=== Supplied data ===
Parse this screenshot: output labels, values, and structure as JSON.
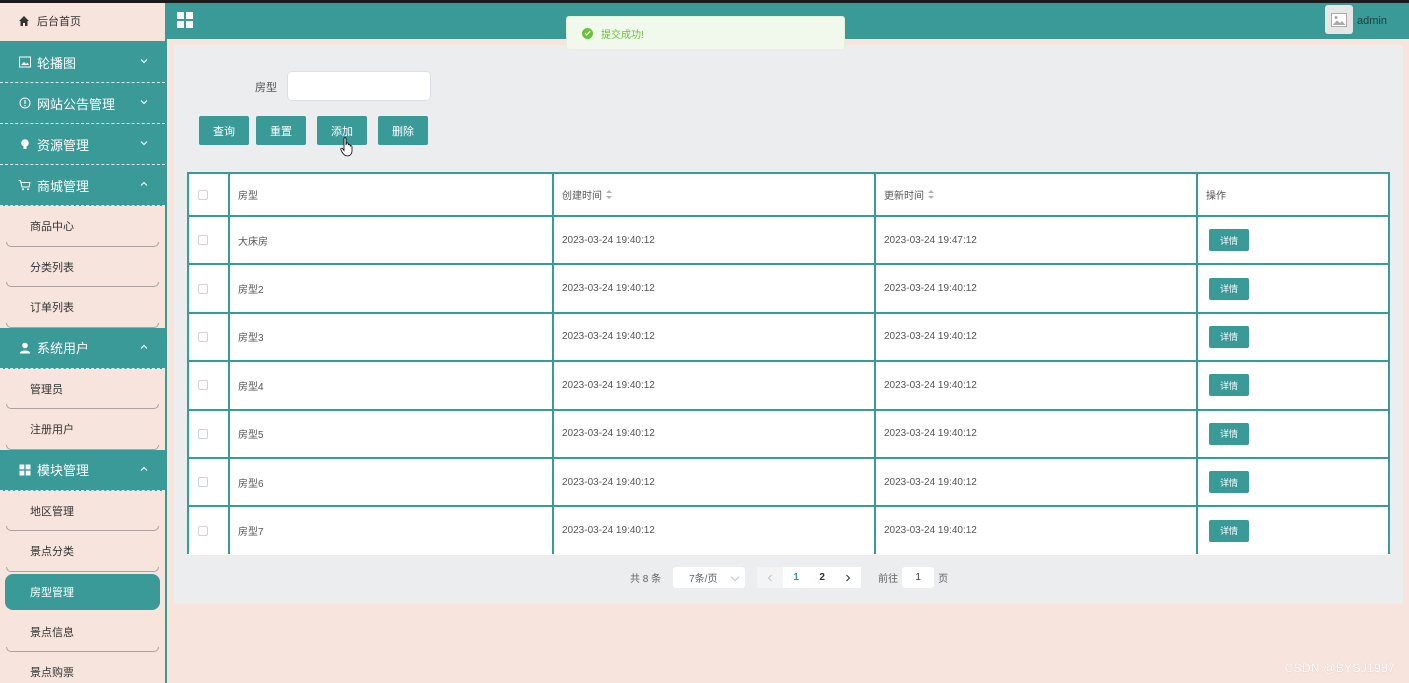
{
  "header": {
    "title": "",
    "user": "admin"
  },
  "toast": {
    "message": "提交成功!"
  },
  "sidebar": {
    "home": "后台首页",
    "groups": [
      {
        "label": "轮播图",
        "icon": "image-icon"
      },
      {
        "label": "网站公告管理",
        "icon": "info-icon"
      },
      {
        "label": "资源管理",
        "icon": "bulb-icon"
      },
      {
        "label": "商城管理",
        "icon": "cart-icon",
        "items": [
          "商品中心",
          "分类列表",
          "订单列表"
        ]
      },
      {
        "label": "系统用户",
        "icon": "user-icon",
        "items": [
          "管理员",
          "注册用户"
        ]
      },
      {
        "label": "模块管理",
        "icon": "grid-icon",
        "items": [
          "地区管理",
          "景点分类",
          "房型管理",
          "景点信息",
          "景点购票"
        ]
      }
    ]
  },
  "search": {
    "label": "房型",
    "placeholder": ""
  },
  "buttons": {
    "query": "查询",
    "reset": "重置",
    "add": "添加",
    "delete": "删除"
  },
  "table": {
    "headers": [
      "房型",
      "创建时间",
      "更新时间",
      "操作"
    ],
    "detail_label": "详情",
    "rows": [
      {
        "name": "大床房",
        "created": "2023-03-24 19:40:12",
        "updated": "2023-03-24 19:47:12"
      },
      {
        "name": "房型2",
        "created": "2023-03-24 19:40:12",
        "updated": "2023-03-24 19:40:12"
      },
      {
        "name": "房型3",
        "created": "2023-03-24 19:40:12",
        "updated": "2023-03-24 19:40:12"
      },
      {
        "name": "房型4",
        "created": "2023-03-24 19:40:12",
        "updated": "2023-03-24 19:40:12"
      },
      {
        "name": "房型5",
        "created": "2023-03-24 19:40:12",
        "updated": "2023-03-24 19:40:12"
      },
      {
        "name": "房型6",
        "created": "2023-03-24 19:40:12",
        "updated": "2023-03-24 19:40:12"
      },
      {
        "name": "房型7",
        "created": "2023-03-24 19:40:12",
        "updated": "2023-03-24 19:40:12"
      }
    ]
  },
  "pagination": {
    "total": "共 8 条",
    "page_size": "7条/页",
    "pages": [
      "1",
      "2"
    ],
    "current": "1",
    "goto_label": "前往",
    "goto_value": "1",
    "goto_suffix": "页"
  },
  "watermark": "CSDN @BYSJ1987",
  "colors": {
    "primary": "#3a9a98",
    "background": "#f7e4dc",
    "panel": "#ecedee",
    "success": "#67c23a"
  }
}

=== To be done ===
Omit the pictures, then output the rest of the listing exactly.

=== Complete output ===
Parse this screenshot: output labels, values, and structure as JSON.
{
  "header": {
    "title": "",
    "user": "admin"
  },
  "toast": {
    "message": "提交成功!"
  },
  "sidebar": {
    "home": "后台首页",
    "groups": [
      {
        "label": "轮播图",
        "icon": "image-icon"
      },
      {
        "label": "网站公告管理",
        "icon": "info-icon"
      },
      {
        "label": "资源管理",
        "icon": "bulb-icon"
      },
      {
        "label": "商城管理",
        "icon": "cart-icon",
        "items": [
          "商品中心",
          "分类列表",
          "订单列表"
        ]
      },
      {
        "label": "系统用户",
        "icon": "user-icon",
        "items": [
          "管理员",
          "注册用户"
        ]
      },
      {
        "label": "模块管理",
        "icon": "grid-icon",
        "items": [
          "地区管理",
          "景点分类",
          "房型管理",
          "景点信息",
          "景点购票"
        ]
      }
    ]
  },
  "search": {
    "label": "房型",
    "placeholder": ""
  },
  "buttons": {
    "query": "查询",
    "reset": "重置",
    "add": "添加",
    "delete": "删除"
  },
  "table": {
    "headers": [
      "房型",
      "创建时间",
      "更新时间",
      "操作"
    ],
    "detail_label": "详情",
    "rows": [
      {
        "name": "大床房",
        "created": "2023-03-24 19:40:12",
        "updated": "2023-03-24 19:47:12"
      },
      {
        "name": "房型2",
        "created": "2023-03-24 19:40:12",
        "updated": "2023-03-24 19:40:12"
      },
      {
        "name": "房型3",
        "created": "2023-03-24 19:40:12",
        "updated": "2023-03-24 19:40:12"
      },
      {
        "name": "房型4",
        "created": "2023-03-24 19:40:12",
        "updated": "2023-03-24 19:40:12"
      },
      {
        "name": "房型5",
        "created": "2023-03-24 19:40:12",
        "updated": "2023-03-24 19:40:12"
      },
      {
        "name": "房型6",
        "created": "2023-03-24 19:40:12",
        "updated": "2023-03-24 19:40:12"
      },
      {
        "name": "房型7",
        "created": "2023-03-24 19:40:12",
        "updated": "2023-03-24 19:40:12"
      }
    ]
  },
  "pagination": {
    "total": "共 8 条",
    "page_size": "7条/页",
    "pages": [
      "1",
      "2"
    ],
    "current": "1",
    "goto_label": "前往",
    "goto_value": "1",
    "goto_suffix": "页"
  },
  "watermark": "CSDN @BYSJ1987",
  "colors": {
    "primary": "#3a9a98",
    "background": "#f7e4dc",
    "panel": "#ecedee",
    "success": "#67c23a"
  }
}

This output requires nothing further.